▸ **EXCERPTED PASSAGE**
.....
Sourcegraph, the company behind a universal code search platform for companies including Amazon, PayPal, Qualtrics, and Cloudflare, has raised $50 million in a series C round of funding led by Sequoia Capital.

As many tech luminaries have noted in recent years, every company is now a software company, which means every company now has to deal with code in some form. But the bigger and more disparate these codebases become, as more developer tools and repositories are added to the mix, as engineering personnel come and go, the more complex it becomes to keep on top of things.

Big code

Much in the same way as companies harness and process “big data” to extract insights from multiple large and complex data sets, “big code” is a concept that seeks to address the growing volume and variety of source code that businesses have to deal with across their development projects. Big code is chiefly concerned with the extent to which the amount of code; the variety and complexity of languages, systems, and tools; and increased expectations around speedy software cycles impact companies’ ability to function optimally. And this is where Sourcegraph is carving its niche.

Founded in 2013, San Francisco-based Sourcegraph brings together the various strands that make up modern developer operations (DevOps) teams, spanning repositories, programming languages, file formats, editors, and more. For example, if a developer needs to know how to use a particular function or service, what impact changing a piece of code will have on other dependencies, or where the correct library is for a particular task, this is where Sourcegraph comes into play.


There are plenty of individual tools designed to tackle the “big code” problem. Datadog is a cloud monitoring platform for applications and infrastructure that provides error metrics so companies can narrow down the problem if a website goes offline, for example, while a developer can use something like Codecov to check the test coverage for a codebase and then LaunchDarkly to deactivate a new experimental feature that caused the fault. The problem is, all these tools exist separately.

“These services all help with big code — the tough part is weaving them together into a workflow that a developer can follow quickly,” Sourcegraph cofounder and CEO Quinn Slack told VentureBeat. “All of a company’s developer tools should be woven together in order to efficiently address the big code problem.” As such, Sourcegraph offers various extensions that allow companies to integrate all these tools in a single platform.

The big code problem isn’t a new phenomenon, of course; it’s just that more companies are beginning to realize that it is an addressable issue. “Previously, everyone just accepted that it was, and always would be, hard to build software — which is strange, because technology is all about lifting barriers to progress in other fields,” Slack continued. “We know that big code has a direct impact on the business outcomes of software development efforts, but most organizations are just starting to recognize that big code is a problem that can be solved or mitigated.”
.....
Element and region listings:

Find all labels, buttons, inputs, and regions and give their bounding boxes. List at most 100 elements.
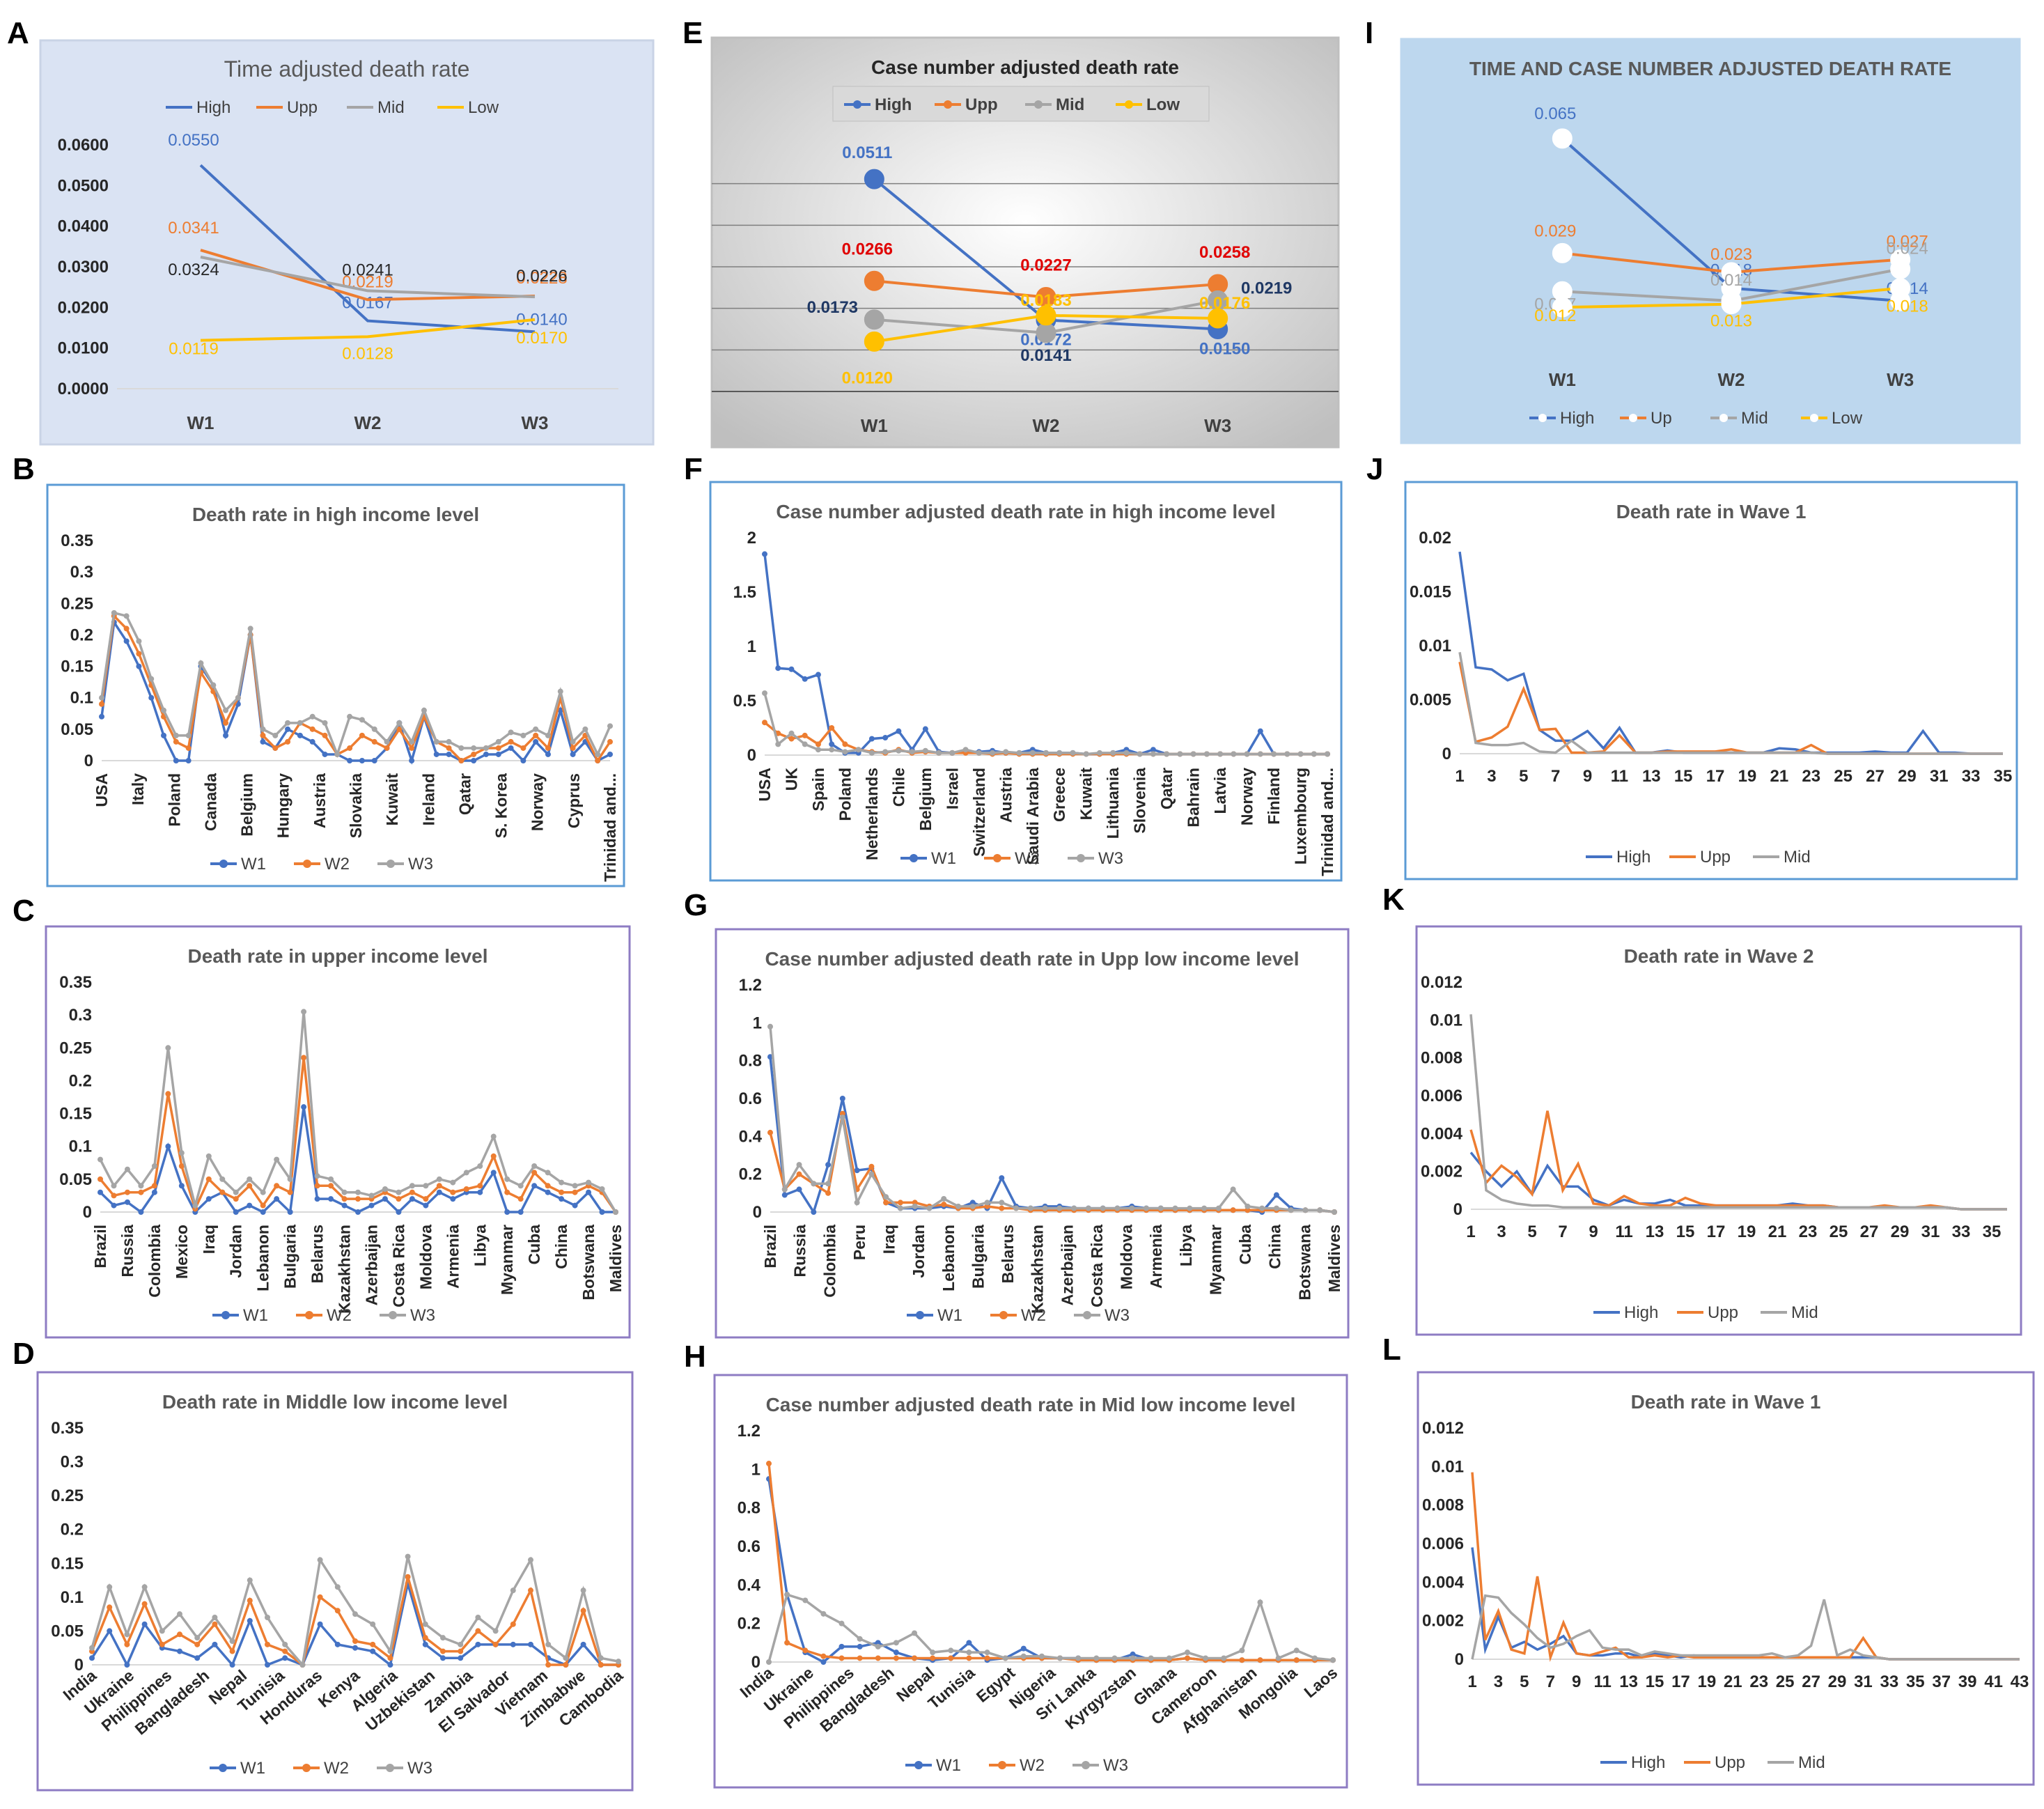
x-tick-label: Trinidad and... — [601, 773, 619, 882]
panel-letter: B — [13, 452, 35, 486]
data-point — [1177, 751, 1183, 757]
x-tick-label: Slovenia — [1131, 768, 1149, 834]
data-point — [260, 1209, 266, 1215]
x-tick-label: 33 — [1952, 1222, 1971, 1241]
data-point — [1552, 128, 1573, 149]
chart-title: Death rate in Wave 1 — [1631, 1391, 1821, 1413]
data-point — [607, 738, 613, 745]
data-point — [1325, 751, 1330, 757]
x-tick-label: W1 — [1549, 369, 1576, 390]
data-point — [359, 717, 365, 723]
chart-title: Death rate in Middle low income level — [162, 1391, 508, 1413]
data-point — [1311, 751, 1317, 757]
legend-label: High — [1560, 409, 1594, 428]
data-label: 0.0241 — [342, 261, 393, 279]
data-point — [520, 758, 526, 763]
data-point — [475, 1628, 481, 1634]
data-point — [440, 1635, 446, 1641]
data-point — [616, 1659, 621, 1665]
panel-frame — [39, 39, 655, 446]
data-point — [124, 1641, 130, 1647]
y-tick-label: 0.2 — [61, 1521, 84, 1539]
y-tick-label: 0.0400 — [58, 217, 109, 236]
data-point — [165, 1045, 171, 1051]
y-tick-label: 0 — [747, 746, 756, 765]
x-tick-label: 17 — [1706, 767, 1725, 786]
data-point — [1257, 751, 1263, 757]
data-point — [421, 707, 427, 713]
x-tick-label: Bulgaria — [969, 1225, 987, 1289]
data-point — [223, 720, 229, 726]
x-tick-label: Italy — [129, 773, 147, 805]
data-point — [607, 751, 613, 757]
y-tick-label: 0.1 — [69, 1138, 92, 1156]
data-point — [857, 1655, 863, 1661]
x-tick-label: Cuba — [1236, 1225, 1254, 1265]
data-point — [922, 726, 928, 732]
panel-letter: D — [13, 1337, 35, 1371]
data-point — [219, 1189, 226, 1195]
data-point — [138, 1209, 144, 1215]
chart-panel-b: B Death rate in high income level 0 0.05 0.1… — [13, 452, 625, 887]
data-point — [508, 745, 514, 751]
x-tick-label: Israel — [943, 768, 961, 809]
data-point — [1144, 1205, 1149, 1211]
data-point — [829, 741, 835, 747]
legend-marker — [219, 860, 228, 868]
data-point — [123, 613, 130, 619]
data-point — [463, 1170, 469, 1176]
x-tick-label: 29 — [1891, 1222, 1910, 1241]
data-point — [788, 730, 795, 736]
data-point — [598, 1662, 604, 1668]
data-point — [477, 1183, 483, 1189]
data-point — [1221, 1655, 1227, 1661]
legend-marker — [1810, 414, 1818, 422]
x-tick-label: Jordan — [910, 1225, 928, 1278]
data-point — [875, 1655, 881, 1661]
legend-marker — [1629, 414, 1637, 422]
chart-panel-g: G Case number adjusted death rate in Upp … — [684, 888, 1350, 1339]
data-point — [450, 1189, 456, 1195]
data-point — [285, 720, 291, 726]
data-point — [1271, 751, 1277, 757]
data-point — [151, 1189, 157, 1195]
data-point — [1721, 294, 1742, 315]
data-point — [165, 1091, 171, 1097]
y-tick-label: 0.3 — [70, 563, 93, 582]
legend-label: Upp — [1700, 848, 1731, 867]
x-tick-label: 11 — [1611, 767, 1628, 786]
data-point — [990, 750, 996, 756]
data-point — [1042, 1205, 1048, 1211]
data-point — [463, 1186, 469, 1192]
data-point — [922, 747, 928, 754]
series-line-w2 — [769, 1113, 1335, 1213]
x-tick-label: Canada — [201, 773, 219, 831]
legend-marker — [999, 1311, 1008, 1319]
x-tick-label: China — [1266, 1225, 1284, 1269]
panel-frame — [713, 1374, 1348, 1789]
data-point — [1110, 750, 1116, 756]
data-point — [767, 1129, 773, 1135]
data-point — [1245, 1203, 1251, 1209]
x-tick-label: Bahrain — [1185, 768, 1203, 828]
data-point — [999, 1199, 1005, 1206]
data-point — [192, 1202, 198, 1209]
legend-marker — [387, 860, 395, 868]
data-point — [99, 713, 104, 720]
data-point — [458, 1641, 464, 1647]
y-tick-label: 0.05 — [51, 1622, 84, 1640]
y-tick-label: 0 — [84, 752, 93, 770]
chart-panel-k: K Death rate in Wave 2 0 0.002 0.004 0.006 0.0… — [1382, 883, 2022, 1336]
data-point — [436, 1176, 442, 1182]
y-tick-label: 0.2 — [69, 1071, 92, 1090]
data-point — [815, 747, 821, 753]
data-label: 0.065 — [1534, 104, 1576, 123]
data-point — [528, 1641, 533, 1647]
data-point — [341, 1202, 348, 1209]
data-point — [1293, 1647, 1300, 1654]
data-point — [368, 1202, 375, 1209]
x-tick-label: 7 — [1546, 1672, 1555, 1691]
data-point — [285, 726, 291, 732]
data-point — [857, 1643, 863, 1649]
.....
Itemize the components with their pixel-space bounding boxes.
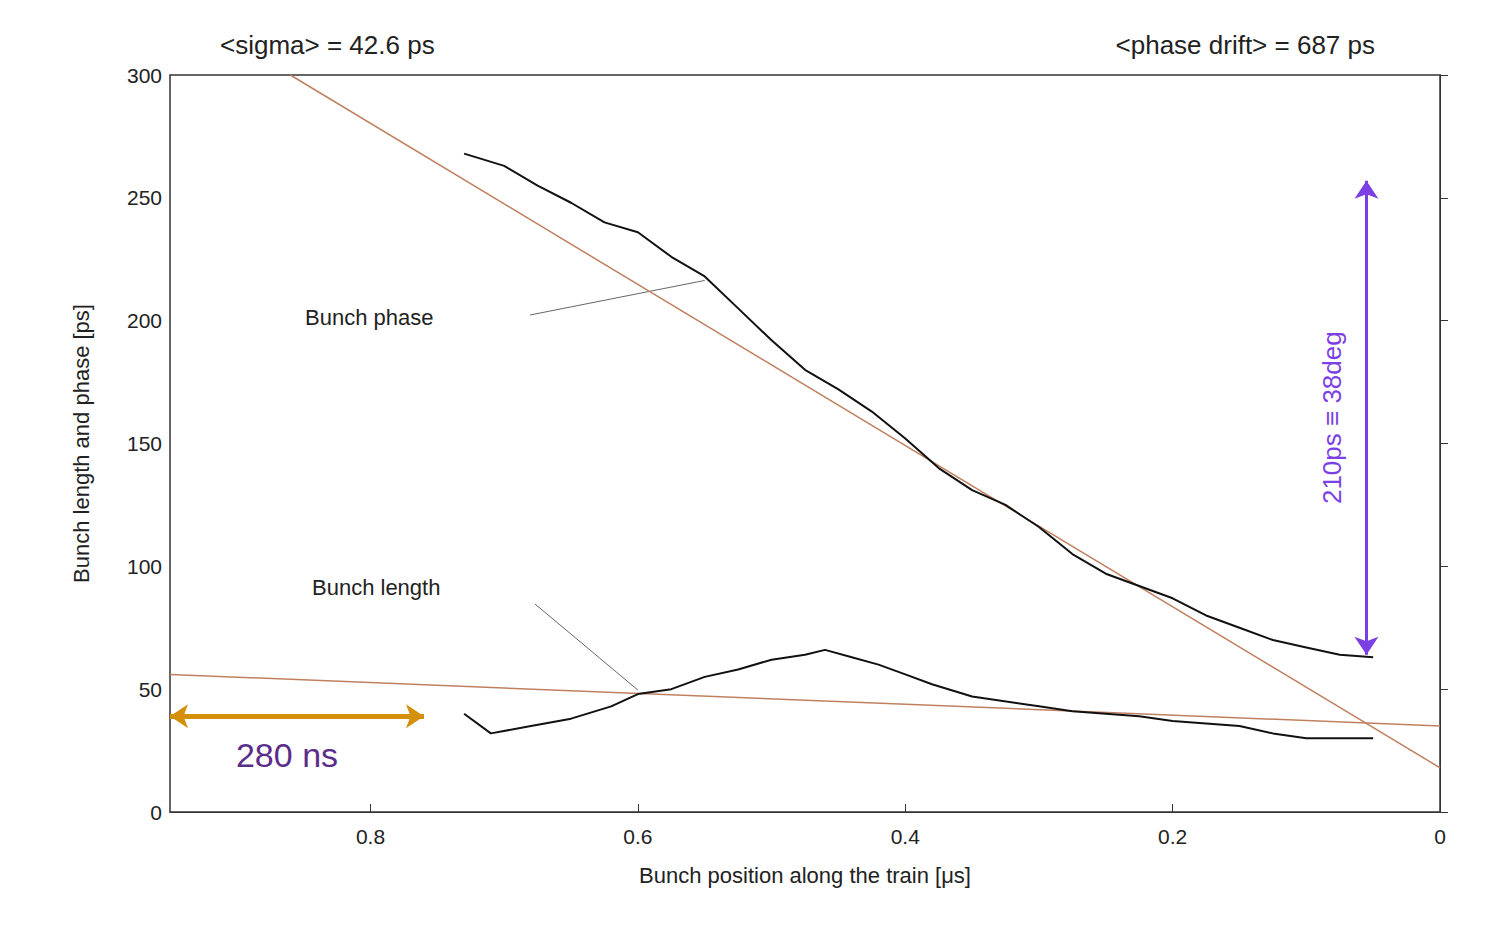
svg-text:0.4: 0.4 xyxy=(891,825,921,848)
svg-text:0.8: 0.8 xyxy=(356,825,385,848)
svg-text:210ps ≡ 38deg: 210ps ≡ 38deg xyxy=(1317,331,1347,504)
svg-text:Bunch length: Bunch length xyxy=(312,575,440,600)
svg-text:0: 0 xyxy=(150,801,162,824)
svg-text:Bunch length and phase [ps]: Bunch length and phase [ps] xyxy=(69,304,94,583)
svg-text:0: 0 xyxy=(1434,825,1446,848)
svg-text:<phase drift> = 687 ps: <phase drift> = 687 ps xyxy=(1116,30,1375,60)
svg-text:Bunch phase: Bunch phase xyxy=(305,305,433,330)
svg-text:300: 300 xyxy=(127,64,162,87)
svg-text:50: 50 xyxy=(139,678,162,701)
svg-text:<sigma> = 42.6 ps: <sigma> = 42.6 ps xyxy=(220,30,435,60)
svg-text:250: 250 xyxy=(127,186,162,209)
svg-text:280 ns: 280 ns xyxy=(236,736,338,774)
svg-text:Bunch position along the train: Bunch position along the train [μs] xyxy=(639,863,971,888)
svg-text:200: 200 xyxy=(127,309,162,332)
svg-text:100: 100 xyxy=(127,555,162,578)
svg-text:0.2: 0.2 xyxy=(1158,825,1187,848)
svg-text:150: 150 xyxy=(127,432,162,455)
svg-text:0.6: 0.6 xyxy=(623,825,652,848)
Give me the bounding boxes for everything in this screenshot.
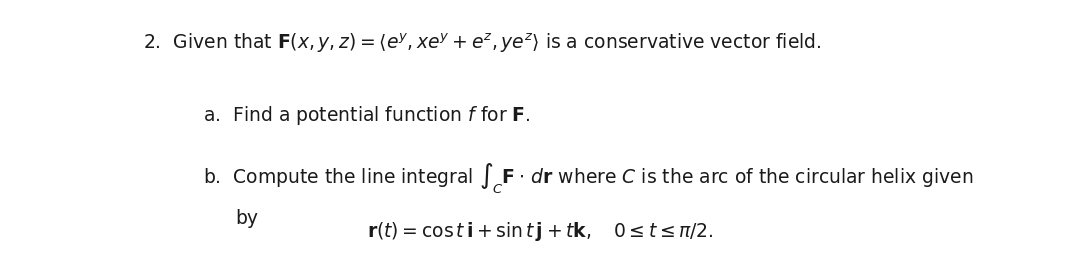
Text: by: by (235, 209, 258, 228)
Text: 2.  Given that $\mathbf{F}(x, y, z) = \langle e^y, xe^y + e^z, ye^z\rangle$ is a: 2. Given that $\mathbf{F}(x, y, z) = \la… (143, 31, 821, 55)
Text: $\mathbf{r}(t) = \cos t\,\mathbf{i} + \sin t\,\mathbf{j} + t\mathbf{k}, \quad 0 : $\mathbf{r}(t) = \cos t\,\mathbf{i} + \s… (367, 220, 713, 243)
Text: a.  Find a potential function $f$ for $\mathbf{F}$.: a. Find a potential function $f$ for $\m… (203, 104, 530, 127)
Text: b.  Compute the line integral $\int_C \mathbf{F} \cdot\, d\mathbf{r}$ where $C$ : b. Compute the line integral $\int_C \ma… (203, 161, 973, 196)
.....
▸ **TO-DO LIST**
- 1) Copy everything in the Sourcegraph article from "Sourcegraph, the company" down to "by Sequoia Capital.".
- 2) Answer these questions about the Sourcegraph article:
(a) In what year was Sourcegraph founded?
(b) Which firm led Sourcegraph's series C round?
(c) Which tool is named for checking the test coverage of a codebase?

▸ **COMPLETED EXERCISE**
- 1)
Sourcegraph, the company behind a universal code search platform for companies including Amazon, PayPal, Qualtrics, and Cloudflare, has raised $50 million in a series C round of funding led by Sequoia Capital.

- 2)
(a) 2013
(b) Sequoia Capital
(c) Codecov